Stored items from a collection
┄┄┄┄┄┄

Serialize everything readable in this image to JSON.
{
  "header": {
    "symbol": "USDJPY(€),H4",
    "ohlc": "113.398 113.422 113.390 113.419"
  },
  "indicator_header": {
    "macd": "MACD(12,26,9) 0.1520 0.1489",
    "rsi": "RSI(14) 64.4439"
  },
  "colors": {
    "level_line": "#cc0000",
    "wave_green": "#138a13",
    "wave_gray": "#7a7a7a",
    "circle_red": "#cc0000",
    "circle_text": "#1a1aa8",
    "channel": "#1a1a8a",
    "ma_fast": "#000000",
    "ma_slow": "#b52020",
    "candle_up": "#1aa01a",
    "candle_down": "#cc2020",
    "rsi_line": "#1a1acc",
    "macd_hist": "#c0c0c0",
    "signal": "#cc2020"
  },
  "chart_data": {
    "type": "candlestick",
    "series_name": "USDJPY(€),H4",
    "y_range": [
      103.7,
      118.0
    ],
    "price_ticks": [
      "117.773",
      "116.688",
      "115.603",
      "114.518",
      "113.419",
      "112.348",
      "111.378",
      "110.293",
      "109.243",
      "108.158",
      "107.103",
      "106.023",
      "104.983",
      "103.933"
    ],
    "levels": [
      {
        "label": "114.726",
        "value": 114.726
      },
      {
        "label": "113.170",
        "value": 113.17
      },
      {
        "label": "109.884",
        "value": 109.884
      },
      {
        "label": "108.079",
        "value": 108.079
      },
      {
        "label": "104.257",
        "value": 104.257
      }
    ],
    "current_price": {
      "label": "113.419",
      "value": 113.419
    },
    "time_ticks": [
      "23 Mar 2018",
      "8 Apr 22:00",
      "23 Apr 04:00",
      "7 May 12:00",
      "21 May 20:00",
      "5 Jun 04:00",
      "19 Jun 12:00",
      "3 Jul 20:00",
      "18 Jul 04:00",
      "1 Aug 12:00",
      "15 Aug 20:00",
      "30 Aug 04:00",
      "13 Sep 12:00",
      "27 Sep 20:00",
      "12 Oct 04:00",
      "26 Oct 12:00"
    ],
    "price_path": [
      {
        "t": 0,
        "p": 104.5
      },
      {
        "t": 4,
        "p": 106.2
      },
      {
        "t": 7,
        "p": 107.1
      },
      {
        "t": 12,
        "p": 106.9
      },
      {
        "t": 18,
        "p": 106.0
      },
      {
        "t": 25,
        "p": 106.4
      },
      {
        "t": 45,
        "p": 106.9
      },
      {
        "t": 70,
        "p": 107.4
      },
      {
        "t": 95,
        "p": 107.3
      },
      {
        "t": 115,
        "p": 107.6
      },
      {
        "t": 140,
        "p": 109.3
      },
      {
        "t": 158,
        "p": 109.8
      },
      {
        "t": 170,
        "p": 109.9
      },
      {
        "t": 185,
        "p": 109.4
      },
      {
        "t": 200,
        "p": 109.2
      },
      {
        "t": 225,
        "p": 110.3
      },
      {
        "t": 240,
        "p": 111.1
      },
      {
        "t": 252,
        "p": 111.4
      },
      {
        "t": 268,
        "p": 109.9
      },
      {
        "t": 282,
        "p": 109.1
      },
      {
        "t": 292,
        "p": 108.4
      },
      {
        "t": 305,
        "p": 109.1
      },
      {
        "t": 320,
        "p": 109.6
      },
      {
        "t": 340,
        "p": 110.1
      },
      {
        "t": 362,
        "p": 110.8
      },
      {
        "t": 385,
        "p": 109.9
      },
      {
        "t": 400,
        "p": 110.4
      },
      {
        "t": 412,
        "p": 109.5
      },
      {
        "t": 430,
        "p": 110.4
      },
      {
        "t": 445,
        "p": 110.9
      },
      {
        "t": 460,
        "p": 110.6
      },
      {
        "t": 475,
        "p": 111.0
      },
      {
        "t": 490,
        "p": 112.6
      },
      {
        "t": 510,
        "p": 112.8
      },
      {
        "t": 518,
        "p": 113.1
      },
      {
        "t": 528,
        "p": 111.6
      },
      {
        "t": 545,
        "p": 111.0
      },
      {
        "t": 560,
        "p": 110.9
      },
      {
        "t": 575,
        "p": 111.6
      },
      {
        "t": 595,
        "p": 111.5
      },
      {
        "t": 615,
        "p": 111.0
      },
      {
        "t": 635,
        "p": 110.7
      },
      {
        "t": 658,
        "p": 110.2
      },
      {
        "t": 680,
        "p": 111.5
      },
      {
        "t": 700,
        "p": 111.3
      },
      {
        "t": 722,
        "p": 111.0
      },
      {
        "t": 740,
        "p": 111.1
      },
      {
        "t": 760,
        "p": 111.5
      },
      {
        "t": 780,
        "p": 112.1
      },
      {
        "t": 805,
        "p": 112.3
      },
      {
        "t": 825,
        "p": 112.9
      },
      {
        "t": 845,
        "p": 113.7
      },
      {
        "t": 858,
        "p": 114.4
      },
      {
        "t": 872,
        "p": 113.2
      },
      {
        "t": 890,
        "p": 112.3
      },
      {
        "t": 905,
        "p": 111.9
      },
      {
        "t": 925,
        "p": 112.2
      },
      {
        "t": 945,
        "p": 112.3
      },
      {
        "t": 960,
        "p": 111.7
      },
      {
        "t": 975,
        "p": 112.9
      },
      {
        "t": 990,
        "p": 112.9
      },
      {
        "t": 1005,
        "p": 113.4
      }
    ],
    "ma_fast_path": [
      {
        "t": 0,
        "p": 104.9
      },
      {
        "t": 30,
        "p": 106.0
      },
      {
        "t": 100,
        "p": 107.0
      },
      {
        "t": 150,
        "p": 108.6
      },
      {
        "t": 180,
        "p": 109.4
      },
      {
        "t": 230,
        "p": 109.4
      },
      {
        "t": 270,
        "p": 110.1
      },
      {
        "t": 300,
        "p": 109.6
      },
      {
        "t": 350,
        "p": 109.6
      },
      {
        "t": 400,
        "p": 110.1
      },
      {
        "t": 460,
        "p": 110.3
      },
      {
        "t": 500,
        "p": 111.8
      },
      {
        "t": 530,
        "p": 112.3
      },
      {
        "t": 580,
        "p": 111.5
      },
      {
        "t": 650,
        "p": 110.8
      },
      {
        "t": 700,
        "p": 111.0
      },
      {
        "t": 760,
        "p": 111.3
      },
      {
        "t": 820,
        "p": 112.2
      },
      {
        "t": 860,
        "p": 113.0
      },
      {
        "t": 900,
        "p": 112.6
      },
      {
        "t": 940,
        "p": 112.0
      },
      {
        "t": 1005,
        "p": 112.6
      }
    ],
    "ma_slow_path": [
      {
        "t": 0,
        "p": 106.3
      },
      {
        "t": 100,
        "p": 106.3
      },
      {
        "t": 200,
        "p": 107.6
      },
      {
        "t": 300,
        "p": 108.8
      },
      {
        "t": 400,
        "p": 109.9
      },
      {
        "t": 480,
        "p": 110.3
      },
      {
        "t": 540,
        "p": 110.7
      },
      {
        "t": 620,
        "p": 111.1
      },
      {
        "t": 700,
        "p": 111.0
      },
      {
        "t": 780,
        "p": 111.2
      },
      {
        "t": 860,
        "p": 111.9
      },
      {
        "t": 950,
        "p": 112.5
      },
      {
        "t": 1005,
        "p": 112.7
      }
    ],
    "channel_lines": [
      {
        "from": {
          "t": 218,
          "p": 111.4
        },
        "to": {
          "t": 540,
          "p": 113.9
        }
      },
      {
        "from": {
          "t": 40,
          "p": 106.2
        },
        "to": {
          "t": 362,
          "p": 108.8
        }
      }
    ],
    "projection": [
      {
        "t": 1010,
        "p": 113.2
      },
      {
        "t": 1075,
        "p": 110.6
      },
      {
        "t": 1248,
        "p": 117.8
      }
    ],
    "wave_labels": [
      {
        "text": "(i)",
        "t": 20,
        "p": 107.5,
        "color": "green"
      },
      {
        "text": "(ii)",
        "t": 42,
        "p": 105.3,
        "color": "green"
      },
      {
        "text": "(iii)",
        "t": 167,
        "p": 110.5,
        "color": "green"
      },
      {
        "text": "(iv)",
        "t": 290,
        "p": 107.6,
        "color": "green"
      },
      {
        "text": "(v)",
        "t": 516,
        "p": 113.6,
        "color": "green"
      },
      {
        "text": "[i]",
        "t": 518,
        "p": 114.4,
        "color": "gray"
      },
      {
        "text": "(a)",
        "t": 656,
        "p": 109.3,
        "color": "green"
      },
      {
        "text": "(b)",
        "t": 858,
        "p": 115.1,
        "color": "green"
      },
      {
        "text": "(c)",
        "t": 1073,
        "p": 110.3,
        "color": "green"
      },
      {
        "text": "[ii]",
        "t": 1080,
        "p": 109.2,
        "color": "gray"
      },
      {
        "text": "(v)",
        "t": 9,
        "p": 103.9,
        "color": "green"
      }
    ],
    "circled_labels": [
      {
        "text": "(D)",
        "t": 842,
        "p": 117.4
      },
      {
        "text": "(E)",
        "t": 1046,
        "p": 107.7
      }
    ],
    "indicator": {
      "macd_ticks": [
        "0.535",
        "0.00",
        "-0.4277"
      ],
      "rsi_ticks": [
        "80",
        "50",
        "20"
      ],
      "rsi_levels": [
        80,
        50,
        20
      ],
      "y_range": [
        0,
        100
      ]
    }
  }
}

┄┄┄┄┄┄

» **WHAT YOU ARE ASKED TO DO**
Filter the records for lines holding the string "value". Copy each one.

» **RESULT OF THE EXERCISE**
        "value": 114.726
        "value": 113.17
        "value": 109.884
        "value": 108.079
        "value": 104.257
      "value": 113.419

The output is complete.